What you will do ▸ Copy out every one of the records below word for word, leaving nothing out and changing nothing.

Supplied records ▸
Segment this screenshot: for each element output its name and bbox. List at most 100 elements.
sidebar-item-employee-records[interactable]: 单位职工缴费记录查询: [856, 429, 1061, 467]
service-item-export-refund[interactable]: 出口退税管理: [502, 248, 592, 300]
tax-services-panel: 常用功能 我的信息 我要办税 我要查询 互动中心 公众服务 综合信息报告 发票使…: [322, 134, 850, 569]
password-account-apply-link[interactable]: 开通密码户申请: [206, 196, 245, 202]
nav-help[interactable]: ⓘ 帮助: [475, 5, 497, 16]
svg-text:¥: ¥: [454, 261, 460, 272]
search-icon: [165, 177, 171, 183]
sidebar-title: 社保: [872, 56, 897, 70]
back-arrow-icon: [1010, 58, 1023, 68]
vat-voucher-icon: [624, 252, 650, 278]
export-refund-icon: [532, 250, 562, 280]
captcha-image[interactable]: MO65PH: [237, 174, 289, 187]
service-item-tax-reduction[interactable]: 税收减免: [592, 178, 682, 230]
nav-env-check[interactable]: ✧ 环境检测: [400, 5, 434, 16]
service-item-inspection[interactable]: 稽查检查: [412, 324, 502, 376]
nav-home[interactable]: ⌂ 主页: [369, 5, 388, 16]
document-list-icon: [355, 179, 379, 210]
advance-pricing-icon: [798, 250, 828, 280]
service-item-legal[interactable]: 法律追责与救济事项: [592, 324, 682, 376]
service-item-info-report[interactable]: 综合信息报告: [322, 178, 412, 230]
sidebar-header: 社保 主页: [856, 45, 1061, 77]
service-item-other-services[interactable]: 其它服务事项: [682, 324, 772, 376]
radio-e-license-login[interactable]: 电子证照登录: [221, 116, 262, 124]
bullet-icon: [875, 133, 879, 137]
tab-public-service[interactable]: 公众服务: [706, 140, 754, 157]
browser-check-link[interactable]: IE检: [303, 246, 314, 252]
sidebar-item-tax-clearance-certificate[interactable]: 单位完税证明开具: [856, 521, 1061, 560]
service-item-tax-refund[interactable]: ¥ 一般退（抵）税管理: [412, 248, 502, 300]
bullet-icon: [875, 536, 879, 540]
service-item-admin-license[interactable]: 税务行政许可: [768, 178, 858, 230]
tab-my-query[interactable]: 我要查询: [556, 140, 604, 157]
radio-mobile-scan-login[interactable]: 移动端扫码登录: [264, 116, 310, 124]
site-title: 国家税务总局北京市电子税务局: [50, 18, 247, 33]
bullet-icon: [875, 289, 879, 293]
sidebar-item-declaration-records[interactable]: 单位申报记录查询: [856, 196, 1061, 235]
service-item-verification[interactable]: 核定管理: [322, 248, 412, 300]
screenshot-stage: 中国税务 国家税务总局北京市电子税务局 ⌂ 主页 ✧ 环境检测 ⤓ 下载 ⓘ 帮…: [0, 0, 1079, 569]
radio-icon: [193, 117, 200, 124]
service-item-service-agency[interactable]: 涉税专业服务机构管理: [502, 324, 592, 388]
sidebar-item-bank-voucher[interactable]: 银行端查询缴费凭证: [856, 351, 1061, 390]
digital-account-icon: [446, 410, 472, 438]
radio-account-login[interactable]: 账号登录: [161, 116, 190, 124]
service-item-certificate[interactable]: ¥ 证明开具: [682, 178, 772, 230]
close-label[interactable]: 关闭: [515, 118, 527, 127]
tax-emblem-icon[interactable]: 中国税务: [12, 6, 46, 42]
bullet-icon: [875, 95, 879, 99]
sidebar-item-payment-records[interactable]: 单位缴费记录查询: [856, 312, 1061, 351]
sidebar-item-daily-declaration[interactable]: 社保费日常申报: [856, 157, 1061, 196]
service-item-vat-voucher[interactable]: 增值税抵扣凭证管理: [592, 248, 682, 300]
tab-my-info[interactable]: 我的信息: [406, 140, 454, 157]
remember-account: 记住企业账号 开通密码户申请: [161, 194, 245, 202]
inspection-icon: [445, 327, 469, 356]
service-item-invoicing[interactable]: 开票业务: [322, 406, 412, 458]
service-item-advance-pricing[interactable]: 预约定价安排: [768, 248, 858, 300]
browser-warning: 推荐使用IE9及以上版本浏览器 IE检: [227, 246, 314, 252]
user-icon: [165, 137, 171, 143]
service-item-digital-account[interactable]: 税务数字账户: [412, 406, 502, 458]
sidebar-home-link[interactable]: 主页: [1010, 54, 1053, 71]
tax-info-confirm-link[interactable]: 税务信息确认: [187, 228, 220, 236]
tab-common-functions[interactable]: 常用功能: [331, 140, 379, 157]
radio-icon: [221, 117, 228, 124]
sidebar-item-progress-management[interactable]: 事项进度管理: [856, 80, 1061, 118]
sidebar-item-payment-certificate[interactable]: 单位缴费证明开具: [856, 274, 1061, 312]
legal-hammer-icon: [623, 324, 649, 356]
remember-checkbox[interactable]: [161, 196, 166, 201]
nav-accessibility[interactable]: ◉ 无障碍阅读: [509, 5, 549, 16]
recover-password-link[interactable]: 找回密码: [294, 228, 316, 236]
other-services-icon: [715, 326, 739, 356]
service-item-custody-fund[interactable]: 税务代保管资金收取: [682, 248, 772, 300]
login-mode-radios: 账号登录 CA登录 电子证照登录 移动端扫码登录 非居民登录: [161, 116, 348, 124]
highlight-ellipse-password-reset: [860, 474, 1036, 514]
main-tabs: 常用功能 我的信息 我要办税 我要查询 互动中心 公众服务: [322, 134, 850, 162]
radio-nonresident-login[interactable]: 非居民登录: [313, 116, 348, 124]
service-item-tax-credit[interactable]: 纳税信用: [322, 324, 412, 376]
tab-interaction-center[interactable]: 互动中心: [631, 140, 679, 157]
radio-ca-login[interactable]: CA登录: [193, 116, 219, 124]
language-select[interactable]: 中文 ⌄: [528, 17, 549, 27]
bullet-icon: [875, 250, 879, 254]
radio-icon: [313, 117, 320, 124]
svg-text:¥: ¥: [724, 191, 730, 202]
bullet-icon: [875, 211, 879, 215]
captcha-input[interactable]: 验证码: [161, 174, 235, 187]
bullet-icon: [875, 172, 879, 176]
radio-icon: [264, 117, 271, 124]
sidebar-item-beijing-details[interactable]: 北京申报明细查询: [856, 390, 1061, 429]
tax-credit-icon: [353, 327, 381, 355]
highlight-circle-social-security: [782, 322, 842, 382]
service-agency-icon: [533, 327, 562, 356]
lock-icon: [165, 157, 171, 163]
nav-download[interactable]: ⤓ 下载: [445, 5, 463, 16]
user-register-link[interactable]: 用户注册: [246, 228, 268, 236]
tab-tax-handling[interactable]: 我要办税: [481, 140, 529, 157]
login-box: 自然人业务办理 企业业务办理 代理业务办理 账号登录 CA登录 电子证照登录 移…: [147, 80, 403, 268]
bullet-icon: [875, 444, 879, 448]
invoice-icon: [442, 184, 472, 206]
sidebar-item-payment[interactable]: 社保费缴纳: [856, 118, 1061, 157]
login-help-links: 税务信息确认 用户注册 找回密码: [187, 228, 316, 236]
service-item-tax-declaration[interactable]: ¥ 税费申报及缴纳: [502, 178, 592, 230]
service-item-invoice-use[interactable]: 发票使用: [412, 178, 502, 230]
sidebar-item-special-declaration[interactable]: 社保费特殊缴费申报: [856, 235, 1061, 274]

The result ▸
Segment this screenshot: for each element output its name and bbox. List at most 100 elements.
sidebar-item-employee-records[interactable]: 单位职工缴费记录查询: [856, 429, 1061, 467]
service-item-export-refund[interactable]: 出口退税管理: [502, 248, 592, 300]
tax-services-panel: 常用功能 我的信息 我要办税 我要查询 互动中心 公众服务 综合信息报告 发票使…: [322, 134, 850, 569]
password-account-apply-link[interactable]: 开通密码户申请: [206, 196, 245, 202]
nav-help[interactable]: ⓘ 帮助: [475, 5, 497, 16]
svg-text:¥: ¥: [454, 261, 460, 272]
search-icon: [165, 177, 171, 183]
sidebar-title: 社保: [872, 56, 897, 70]
back-arrow-icon: [1010, 58, 1023, 68]
vat-voucher-icon: [624, 252, 650, 278]
export-refund-icon: [532, 250, 562, 280]
captcha-image[interactable]: MO65PH: [237, 174, 289, 187]
service-item-tax-reduction[interactable]: 税收减免: [592, 178, 682, 230]
nav-env-check[interactable]: ✧ 环境检测: [400, 5, 434, 16]
service-item-inspection[interactable]: 稽查检查: [412, 324, 502, 376]
nav-home[interactable]: ⌂ 主页: [369, 5, 388, 16]
document-list-icon: [355, 179, 379, 210]
advance-pricing-icon: [798, 250, 828, 280]
service-item-legal[interactable]: 法律追责与救济事项: [592, 324, 682, 376]
service-item-info-report[interactable]: 综合信息报告: [322, 178, 412, 230]
sidebar-header: 社保 主页: [856, 45, 1061, 77]
service-item-other-services[interactable]: 其它服务事项: [682, 324, 772, 376]
radio-e-license-login[interactable]: 电子证照登录: [221, 116, 262, 124]
bullet-icon: [875, 133, 879, 137]
tab-public-service[interactable]: 公众服务: [706, 140, 754, 157]
browser-check-link[interactable]: IE检: [303, 246, 314, 252]
sidebar-item-tax-clearance-certificate[interactable]: 单位完税证明开具: [856, 521, 1061, 560]
service-item-tax-refund[interactable]: ¥ 一般退（抵）税管理: [412, 248, 502, 300]
bullet-icon: [875, 536, 879, 540]
service-item-admin-license[interactable]: 税务行政许可: [768, 178, 858, 230]
tab-my-query[interactable]: 我要查询: [556, 140, 604, 157]
radio-mobile-scan-login[interactable]: 移动端扫码登录: [264, 116, 310, 124]
site-title: 国家税务总局北京市电子税务局: [50, 18, 247, 33]
bullet-icon: [875, 289, 879, 293]
sidebar-item-declaration-records[interactable]: 单位申报记录查询: [856, 196, 1061, 235]
service-item-verification[interactable]: 核定管理: [322, 248, 412, 300]
screenshot-stage: 中国税务 国家税务总局北京市电子税务局 ⌂ 主页 ✧ 环境检测 ⤓ 下载 ⓘ 帮…: [0, 0, 1079, 569]
radio-icon: [193, 117, 200, 124]
service-item-service-agency[interactable]: 涉税专业服务机构管理: [502, 324, 592, 388]
sidebar-item-bank-voucher[interactable]: 银行端查询缴费凭证: [856, 351, 1061, 390]
digital-account-icon: [446, 410, 472, 438]
radio-account-login[interactable]: 账号登录: [161, 116, 190, 124]
service-item-certificate[interactable]: ¥ 证明开具: [682, 178, 772, 230]
close-label[interactable]: 关闭: [515, 118, 527, 127]
tax-emblem-icon[interactable]: 中国税务: [12, 6, 46, 42]
bullet-icon: [875, 95, 879, 99]
sidebar-item-payment-records[interactable]: 单位缴费记录查询: [856, 312, 1061, 351]
sidebar-item-daily-declaration[interactable]: 社保费日常申报: [856, 157, 1061, 196]
service-item-vat-voucher[interactable]: 增值税抵扣凭证管理: [592, 248, 682, 300]
tab-my-info[interactable]: 我的信息: [406, 140, 454, 157]
remember-account: 记住企业账号 开通密码户申请: [161, 194, 245, 202]
inspection-icon: [445, 327, 469, 356]
service-item-invoicing[interactable]: 开票业务: [322, 406, 412, 458]
service-item-advance-pricing[interactable]: 预约定价安排: [768, 248, 858, 300]
browser-warning: 推荐使用IE9及以上版本浏览器 IE检: [227, 246, 314, 252]
user-icon: [165, 137, 171, 143]
service-item-digital-account[interactable]: 税务数字账户: [412, 406, 502, 458]
sidebar-home-link[interactable]: 主页: [1010, 54, 1053, 71]
tax-info-confirm-link[interactable]: 税务信息确认: [187, 228, 220, 236]
tab-common-functions[interactable]: 常用功能: [331, 140, 379, 157]
radio-icon: [221, 117, 228, 124]
sidebar-item-progress-management[interactable]: 事项进度管理: [856, 80, 1061, 118]
sidebar-item-payment-certificate[interactable]: 单位缴费证明开具: [856, 274, 1061, 312]
legal-hammer-icon: [623, 324, 649, 356]
remember-checkbox[interactable]: [161, 196, 166, 201]
nav-accessibility[interactable]: ◉ 无障碍阅读: [509, 5, 549, 16]
recover-password-link[interactable]: 找回密码: [294, 228, 316, 236]
other-services-icon: [715, 326, 739, 356]
service-item-custody-fund[interactable]: 税务代保管资金收取: [682, 248, 772, 300]
login-mode-radios: 账号登录 CA登录 电子证照登录 移动端扫码登录 非居民登录: [161, 116, 348, 124]
highlight-ellipse-password-reset: [860, 474, 1036, 514]
main-tabs: 常用功能 我的信息 我要办税 我要查询 互动中心 公众服务: [322, 134, 850, 162]
radio-nonresident-login[interactable]: 非居民登录: [313, 116, 348, 124]
service-item-tax-credit[interactable]: 纳税信用: [322, 324, 412, 376]
tab-interaction-center[interactable]: 互动中心: [631, 140, 679, 157]
radio-ca-login[interactable]: CA登录: [193, 116, 219, 124]
language-select[interactable]: 中文 ⌄: [528, 17, 549, 27]
bullet-icon: [875, 250, 879, 254]
radio-icon: [313, 117, 320, 124]
svg-text:¥: ¥: [724, 191, 730, 202]
bullet-icon: [875, 211, 879, 215]
captcha-input[interactable]: 验证码: [161, 174, 235, 187]
bullet-icon: [875, 172, 879, 176]
radio-icon: [264, 117, 271, 124]
sidebar-item-beijing-details[interactable]: 北京申报明细查询: [856, 390, 1061, 429]
tax-credit-icon: [353, 327, 381, 355]
highlight-circle-social-security: [782, 322, 842, 382]
service-agency-icon: [533, 327, 562, 356]
lock-icon: [165, 157, 171, 163]
nav-download[interactable]: ⤓ 下载: [445, 5, 463, 16]
user-register-link[interactable]: 用户注册: [246, 228, 268, 236]
tab-tax-handling[interactable]: 我要办税: [481, 140, 529, 157]
login-box: 自然人业务办理 企业业务办理 代理业务办理 账号登录 CA登录 电子证照登录 移…: [147, 80, 403, 268]
bullet-icon: [875, 444, 879, 448]
invoice-icon: [442, 184, 472, 206]
sidebar-item-payment[interactable]: 社保费缴纳: [856, 118, 1061, 157]
login-help-links: 税务信息确认 用户注册 找回密码: [187, 228, 316, 236]
service-item-tax-declaration[interactable]: ¥ 税费申报及缴纳: [502, 178, 592, 230]
service-item-invoice-use[interactable]: 发票使用: [412, 178, 502, 230]
sidebar-item-special-declaration[interactable]: 社保费特殊缴费申报: [856, 235, 1061, 274]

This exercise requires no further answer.